▸ **Job**:
Copy the material that follows word for word and omit its pictures.

▸ **The data**:
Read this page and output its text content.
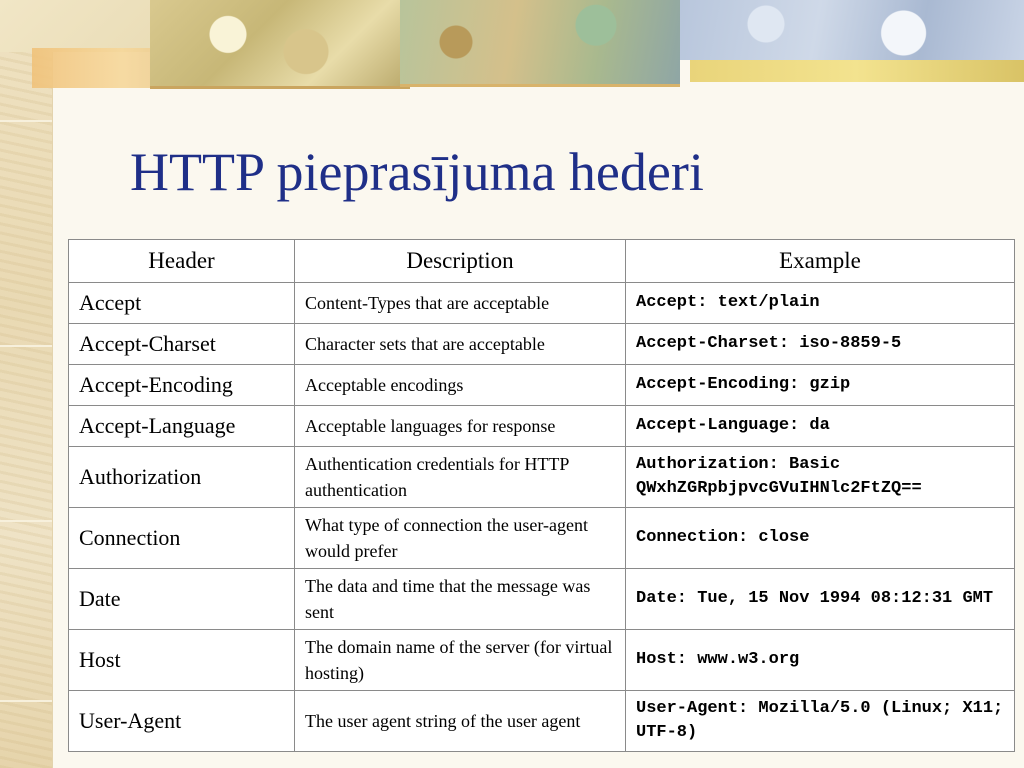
HTTP pieprasījuma hederi
Header	Description	Example
Accept	Content-Types that are acceptable	Accept: text/plain
Accept-Charset	Character sets that are acceptable	Accept-Charset: iso-8859-5
Accept-Encoding	Acceptable encodings	Accept-Encoding: gzip
Accept-Language	Acceptable languages for response	Accept-Language: da
Authorization	Authentication credentials for HTTP authentication	Authorization: Basic QWxhZGRpbjpvcGVuIHNlc2FtZQ==
Connection	What type of connection the user-agent would prefer	Connection: close
Date	The data and time that the message was sent	Date: Tue, 15 Nov 1994 08:12:31 GMT
Host	The domain name of the server (for virtual hosting)	Host: www.w3.org
User-Agent	The user agent string of the user agent	User-Agent: Mozilla/5.0 (Linux; X11; UTF-8)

▸ **Response**:
Read this page and output its text content.
HTTP pieprasījuma hederi
Header	Description	Example
Accept	Content-Types that are acceptable	Accept: text/plain
Accept-Charset	Character sets that are acceptable	Accept-Charset: iso-8859-5
Accept-Encoding	Acceptable encodings	Accept-Encoding: gzip
Accept-Language	Acceptable languages for response	Accept-Language: da
Authorization	Authentication credentials for HTTP authentication	Authorization: Basic QWxhZGRpbjpvcGVuIHNlc2FtZQ==
Connection	What type of connection the user-agent would prefer	Connection: close
Date	The data and time that the message was sent	Date: Tue, 15 Nov 1994 08:12:31 GMT
Host	The domain name of the server (for virtual hosting)	Host: www.w3.org
User-Agent	The user agent string of the user agent	User-Agent: Mozilla/5.0 (Linux; X11; UTF-8)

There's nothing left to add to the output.